EXERCISE BRIEF:
Look below and pull out each line with the word "military".

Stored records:

** Begin **

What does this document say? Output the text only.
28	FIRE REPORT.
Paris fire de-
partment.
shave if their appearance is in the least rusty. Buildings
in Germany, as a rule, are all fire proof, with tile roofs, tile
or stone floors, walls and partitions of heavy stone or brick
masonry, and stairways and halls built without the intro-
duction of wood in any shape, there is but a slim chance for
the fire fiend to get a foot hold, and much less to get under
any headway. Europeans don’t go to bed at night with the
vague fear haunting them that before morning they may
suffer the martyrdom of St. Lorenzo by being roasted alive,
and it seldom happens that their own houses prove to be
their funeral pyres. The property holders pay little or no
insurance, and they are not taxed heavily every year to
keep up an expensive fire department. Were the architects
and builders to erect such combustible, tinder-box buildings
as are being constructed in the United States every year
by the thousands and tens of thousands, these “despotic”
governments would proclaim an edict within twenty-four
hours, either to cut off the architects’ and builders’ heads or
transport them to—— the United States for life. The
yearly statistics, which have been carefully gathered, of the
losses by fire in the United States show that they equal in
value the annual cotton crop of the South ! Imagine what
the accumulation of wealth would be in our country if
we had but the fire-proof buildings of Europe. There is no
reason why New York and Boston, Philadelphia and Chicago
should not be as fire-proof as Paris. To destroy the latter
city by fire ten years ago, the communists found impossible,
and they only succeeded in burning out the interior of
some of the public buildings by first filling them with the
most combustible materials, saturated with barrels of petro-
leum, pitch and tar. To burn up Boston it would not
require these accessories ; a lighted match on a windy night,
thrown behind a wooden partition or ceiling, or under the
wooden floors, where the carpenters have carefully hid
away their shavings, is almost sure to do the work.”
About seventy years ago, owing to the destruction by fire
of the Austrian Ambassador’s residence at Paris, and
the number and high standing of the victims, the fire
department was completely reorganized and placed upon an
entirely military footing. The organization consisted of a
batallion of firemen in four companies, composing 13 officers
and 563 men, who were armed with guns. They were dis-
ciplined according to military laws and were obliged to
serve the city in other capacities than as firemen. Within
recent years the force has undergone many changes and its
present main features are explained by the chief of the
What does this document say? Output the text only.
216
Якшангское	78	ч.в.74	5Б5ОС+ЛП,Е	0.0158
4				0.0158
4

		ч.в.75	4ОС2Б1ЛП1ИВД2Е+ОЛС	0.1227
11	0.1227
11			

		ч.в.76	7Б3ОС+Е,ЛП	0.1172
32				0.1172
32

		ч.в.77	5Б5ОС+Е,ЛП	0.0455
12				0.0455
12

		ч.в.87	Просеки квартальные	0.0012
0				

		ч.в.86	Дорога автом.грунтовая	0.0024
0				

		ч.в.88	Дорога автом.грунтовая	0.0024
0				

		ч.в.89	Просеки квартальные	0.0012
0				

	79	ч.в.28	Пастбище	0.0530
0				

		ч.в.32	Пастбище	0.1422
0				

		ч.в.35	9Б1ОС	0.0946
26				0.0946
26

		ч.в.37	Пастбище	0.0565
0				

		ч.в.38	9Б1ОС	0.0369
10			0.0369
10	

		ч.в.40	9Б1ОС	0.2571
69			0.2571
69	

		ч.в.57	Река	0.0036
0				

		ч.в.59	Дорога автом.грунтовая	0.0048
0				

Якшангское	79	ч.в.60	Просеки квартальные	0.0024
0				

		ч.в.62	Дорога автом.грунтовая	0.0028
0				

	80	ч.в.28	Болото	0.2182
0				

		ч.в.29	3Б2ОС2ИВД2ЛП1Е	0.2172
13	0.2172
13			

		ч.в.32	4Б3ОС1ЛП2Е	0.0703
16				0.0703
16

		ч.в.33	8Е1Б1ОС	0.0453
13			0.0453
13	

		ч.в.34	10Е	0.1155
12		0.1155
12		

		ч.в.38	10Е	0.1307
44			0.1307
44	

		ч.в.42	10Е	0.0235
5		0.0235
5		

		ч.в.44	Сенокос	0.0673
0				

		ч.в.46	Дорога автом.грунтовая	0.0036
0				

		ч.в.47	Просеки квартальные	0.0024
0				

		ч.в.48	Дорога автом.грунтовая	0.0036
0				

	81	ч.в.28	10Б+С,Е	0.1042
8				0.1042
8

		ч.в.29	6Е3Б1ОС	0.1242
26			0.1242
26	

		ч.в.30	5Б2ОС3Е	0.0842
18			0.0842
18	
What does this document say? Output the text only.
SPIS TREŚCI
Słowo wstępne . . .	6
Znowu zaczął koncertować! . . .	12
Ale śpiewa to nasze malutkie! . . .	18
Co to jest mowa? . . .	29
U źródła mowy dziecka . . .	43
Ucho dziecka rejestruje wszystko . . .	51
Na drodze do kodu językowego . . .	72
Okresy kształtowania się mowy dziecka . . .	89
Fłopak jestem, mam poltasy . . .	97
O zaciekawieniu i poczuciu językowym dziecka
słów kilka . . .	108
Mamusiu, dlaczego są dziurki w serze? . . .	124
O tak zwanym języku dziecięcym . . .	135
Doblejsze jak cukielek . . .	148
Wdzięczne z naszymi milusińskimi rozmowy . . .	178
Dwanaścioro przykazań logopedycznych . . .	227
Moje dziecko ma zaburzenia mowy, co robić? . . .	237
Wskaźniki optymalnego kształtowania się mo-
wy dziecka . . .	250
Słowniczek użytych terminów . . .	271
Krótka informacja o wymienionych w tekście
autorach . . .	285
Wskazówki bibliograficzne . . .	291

** End **

RESULT OF THE TASK:
entirely military footing. The organization consisted of a
ciplined according to military laws and were obliged to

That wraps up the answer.